:: ARBEITSAUFTRAG 1 ::
Kannst du aus den Datensätzen weiter unten die Zeilen vom Anfang der Datensätze bis einschließlich der Zeile mit „background-zoom-readout: 18 (365, 68, 379, 80)“ unverändert herausziehen?
--------
Entscheidungsstichwort (Thema)

Beschlussverfahren. Einstweilige Verfügung. Untersuchungsgrundsatz

 

Leitsatz (amtlich)

1. Entscheidungen des Wahlvorstandes können im Wege einstweiliger Verfügung vor den Arbeitsgerichten angegriffen werden, wenn schwerwiegende Mängel vorliegen, die mit größter Wahrscheinlichkeit zur Anfechtbarkeit der Wahl führen würden.

2. Ein solcher Verstoß kann auch in der fehlerhaften Annahme eines gemeinsamen Betriebs mehrerer Unternehmen oder in der fehlerhaften Bestellung des Wahlvorstandes liegen.

3. Zwar gilt auch für das Verfügungsverfahren grundsätzlich der Untersuchungsgrundsatz. Dieser ist allerdings im Hinblick auf das mit dem Antrag auf Erlass einer einstweiligen Verfügung verfolgte Ziel, effektiven Rechtsschutz zu gewährleisten, eingeschränkt. Es hat eine Abwägung stattzufinden, die einerseits den Aufwand der nötigen Ermittlungen, andererseits die Eilbedürftigkeit der beantragten Maßnahme und die Schwere der mit Erlass oder Nichterlass der einstweiligen Verfügung befürchteten Nachteile für die Beteiligten berücksichtigt.

4. Steht die Verkennung des Betriebsbegriffs durch den Wahlvorstand nicht mit größter Wahrscheinlichkeit fest, so haben die Unternehmen, die nach Ansicht des Wahlvorstands einen gemeinsamen Betrieb führen, die benötigten Auskünfte zur Erstellung der Wählerliste zu geben.

 

Normenkette

BetrVG § 1 Abs. 2; WO-BetrVG § 2 Abs. 2; BetrVG § 21a; ArbGG § 83 Abs. 1 S. 1, § 85 Abs. 2 S. 2

 

Verfahrensgang

ArbG Weiden (Beschluss vom 13.12.2010; Aktenzeichen 4 BVGa 13/10)

 

Tenor

Die Beschwerde der Beteiligten zu 2. bis 4. gegen den Beschluss des Arbeitsgerichts Weiden vom 13.12.2010, Az.: 4 BVGa 13/10, wird zurückgewiesen.
--------
:: ARBEITSAUFTRAG 2 ::
Könntest du aus dem Beschluss oben die Stelle ab den Worten „Normenkette“ bis einschließlich „4 BVGa 13/10)“ wortgetreu abschreiben?

:: EXTRAHIERTE DATEN ::
--------
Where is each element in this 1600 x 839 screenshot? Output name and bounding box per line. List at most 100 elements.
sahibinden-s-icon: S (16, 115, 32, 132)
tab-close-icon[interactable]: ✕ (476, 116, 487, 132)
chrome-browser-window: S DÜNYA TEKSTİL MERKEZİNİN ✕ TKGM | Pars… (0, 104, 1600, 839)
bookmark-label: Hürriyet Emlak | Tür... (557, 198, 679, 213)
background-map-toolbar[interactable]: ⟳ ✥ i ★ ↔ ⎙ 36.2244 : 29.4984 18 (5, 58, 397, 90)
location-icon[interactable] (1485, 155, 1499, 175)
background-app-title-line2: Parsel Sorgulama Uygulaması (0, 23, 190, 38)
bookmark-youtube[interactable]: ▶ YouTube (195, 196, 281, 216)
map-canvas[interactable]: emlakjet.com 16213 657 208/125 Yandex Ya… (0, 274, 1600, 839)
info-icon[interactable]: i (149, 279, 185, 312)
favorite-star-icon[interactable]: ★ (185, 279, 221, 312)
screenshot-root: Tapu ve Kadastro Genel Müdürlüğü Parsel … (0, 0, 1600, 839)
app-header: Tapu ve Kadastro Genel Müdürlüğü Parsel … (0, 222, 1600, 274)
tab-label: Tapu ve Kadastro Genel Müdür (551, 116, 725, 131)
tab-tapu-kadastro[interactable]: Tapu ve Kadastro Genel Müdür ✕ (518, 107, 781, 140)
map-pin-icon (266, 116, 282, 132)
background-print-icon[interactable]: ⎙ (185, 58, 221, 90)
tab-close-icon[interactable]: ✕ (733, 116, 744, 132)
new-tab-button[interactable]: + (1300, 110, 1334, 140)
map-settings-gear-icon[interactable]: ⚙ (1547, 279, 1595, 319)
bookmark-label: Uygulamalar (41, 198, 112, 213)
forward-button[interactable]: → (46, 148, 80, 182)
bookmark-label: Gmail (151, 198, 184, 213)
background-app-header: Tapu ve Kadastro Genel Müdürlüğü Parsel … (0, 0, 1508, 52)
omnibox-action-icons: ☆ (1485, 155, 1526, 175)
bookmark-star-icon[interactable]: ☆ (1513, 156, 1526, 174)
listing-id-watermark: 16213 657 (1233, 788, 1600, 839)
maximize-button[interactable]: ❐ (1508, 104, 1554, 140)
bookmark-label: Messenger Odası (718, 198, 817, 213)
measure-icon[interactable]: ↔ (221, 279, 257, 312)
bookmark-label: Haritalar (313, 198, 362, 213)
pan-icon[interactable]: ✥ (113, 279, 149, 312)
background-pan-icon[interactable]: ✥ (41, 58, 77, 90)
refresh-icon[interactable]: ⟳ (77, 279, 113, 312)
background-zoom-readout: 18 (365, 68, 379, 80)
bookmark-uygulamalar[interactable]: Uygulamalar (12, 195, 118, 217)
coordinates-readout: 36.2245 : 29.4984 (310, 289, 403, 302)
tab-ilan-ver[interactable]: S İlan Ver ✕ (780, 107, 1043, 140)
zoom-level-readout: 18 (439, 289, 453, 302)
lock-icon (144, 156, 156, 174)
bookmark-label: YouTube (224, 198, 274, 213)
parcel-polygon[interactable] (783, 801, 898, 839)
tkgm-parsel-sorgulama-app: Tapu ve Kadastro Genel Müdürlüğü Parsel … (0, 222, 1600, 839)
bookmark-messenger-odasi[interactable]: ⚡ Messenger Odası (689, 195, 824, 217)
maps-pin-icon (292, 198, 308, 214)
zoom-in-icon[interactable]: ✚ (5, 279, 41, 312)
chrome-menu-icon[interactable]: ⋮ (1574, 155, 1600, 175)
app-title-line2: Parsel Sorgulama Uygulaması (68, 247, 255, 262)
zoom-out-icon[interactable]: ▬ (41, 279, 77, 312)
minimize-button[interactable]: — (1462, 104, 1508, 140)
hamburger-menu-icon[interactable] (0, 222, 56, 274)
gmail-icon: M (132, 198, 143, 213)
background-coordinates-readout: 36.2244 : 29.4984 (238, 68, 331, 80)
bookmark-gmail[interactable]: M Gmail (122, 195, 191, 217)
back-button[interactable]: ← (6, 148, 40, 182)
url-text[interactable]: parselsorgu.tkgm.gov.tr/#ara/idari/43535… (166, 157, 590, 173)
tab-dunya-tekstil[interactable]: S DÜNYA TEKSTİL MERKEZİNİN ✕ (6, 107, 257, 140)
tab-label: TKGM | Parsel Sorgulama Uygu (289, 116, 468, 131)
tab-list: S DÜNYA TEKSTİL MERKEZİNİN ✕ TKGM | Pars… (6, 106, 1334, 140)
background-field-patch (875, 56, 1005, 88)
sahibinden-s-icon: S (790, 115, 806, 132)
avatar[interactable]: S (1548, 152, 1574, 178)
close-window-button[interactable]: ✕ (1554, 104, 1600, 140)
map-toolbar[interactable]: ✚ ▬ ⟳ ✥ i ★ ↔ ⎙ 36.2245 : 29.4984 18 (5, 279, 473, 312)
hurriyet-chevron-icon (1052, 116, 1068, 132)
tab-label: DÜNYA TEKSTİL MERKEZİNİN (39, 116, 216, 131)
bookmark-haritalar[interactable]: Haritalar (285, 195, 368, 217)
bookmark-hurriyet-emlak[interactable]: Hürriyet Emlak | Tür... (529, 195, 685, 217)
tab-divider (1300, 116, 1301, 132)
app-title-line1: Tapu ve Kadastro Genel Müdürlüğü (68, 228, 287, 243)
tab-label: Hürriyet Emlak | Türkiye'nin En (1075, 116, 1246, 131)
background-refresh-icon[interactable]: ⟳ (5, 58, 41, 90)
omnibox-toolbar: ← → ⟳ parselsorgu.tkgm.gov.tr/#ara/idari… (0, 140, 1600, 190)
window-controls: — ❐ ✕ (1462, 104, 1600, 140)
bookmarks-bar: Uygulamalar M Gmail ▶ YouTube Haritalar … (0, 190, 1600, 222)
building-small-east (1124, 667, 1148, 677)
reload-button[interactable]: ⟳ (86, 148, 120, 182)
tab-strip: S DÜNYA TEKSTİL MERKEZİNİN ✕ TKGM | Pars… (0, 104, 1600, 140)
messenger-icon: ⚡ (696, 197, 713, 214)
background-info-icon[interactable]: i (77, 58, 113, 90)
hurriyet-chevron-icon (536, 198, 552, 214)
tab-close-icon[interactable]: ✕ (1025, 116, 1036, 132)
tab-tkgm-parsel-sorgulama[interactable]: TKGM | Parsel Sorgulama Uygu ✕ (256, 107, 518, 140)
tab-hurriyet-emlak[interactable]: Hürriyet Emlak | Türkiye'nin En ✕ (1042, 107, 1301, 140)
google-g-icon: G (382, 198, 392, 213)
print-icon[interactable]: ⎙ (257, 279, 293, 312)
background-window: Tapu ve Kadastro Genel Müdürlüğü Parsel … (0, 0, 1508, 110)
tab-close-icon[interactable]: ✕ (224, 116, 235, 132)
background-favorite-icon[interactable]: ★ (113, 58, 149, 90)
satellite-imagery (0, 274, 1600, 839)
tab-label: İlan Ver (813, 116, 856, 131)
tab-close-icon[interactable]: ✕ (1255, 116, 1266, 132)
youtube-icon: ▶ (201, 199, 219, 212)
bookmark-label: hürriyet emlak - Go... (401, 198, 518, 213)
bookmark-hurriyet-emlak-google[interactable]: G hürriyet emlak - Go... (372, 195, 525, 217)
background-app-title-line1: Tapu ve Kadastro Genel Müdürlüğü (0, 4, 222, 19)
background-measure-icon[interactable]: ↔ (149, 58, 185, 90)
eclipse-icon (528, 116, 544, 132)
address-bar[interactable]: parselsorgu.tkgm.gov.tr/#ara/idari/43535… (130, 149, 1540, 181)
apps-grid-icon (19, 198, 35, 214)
--------
:: SCHRIFTLICHE ANTWORT 1 ::
Where is each element in this 1600 x 839 screenshot? Output name and bounding box per line. List at most 100 elements.
sahibinden-s-icon: S (16, 115, 32, 132)
tab-close-icon[interactable]: ✕ (476, 116, 487, 132)
chrome-browser-window: S DÜNYA TEKSTİL MERKEZİNİN ✕ TKGM | Pars… (0, 104, 1600, 839)
bookmark-label: Hürriyet Emlak | Tür... (557, 198, 679, 213)
background-map-toolbar[interactable]: ⟳ ✥ i ★ ↔ ⎙ 36.2244 : 29.4984 18 (5, 58, 397, 90)
location-icon[interactable] (1485, 155, 1499, 175)
background-app-title-line2: Parsel Sorgulama Uygulaması (0, 23, 190, 38)
bookmark-youtube[interactable]: ▶ YouTube (195, 196, 281, 216)
map-canvas[interactable]: emlakjet.com 16213 657 208/125 Yandex Ya… (0, 274, 1600, 839)
info-icon[interactable]: i (149, 279, 185, 312)
favorite-star-icon[interactable]: ★ (185, 279, 221, 312)
screenshot-root: Tapu ve Kadastro Genel Müdürlüğü Parsel … (0, 0, 1600, 839)
app-header: Tapu ve Kadastro Genel Müdürlüğü Parsel … (0, 222, 1600, 274)
tab-label: Tapu ve Kadastro Genel Müdür (551, 116, 725, 131)
tab-tapu-kadastro[interactable]: Tapu ve Kadastro Genel Müdür ✕ (518, 107, 781, 140)
map-pin-icon (266, 116, 282, 132)
background-print-icon[interactable]: ⎙ (185, 58, 221, 90)
tab-close-icon[interactable]: ✕ (733, 116, 744, 132)
new-tab-button[interactable]: + (1300, 110, 1334, 140)
map-settings-gear-icon[interactable]: ⚙ (1547, 279, 1595, 319)
bookmark-label: Uygulamalar (41, 198, 112, 213)
forward-button[interactable]: → (46, 148, 80, 182)
bookmark-label: Gmail (151, 198, 184, 213)
background-app-header: Tapu ve Kadastro Genel Müdürlüğü Parsel … (0, 0, 1508, 52)
omnibox-action-icons: ☆ (1485, 155, 1526, 175)
bookmark-star-icon[interactable]: ☆ (1513, 156, 1526, 174)
listing-id-watermark: 16213 657 (1233, 788, 1600, 839)
maximize-button[interactable]: ❐ (1508, 104, 1554, 140)
bookmark-label: Messenger Odası (718, 198, 817, 213)
measure-icon[interactable]: ↔ (221, 279, 257, 312)
bookmark-label: Haritalar (313, 198, 362, 213)
pan-icon[interactable]: ✥ (113, 279, 149, 312)
background-pan-icon[interactable]: ✥ (41, 58, 77, 90)
refresh-icon[interactable]: ⟳ (77, 279, 113, 312)
background-zoom-readout: 18 (365, 68, 379, 80)

:: SCHRIFTLICHE ANTWORT 2 ::
Normenkette

BetrVG § 1 Abs. 2; WO-BetrVG § 2 Abs. 2; BetrVG § 21a; ArbGG § 83 Abs. 1 S. 1, § 85 Abs. 2 S. 2

 

Verfahrensgang

ArbG Weiden (Beschluss vom 13.12.2010; Aktenzeichen 4 BVGa 13/10)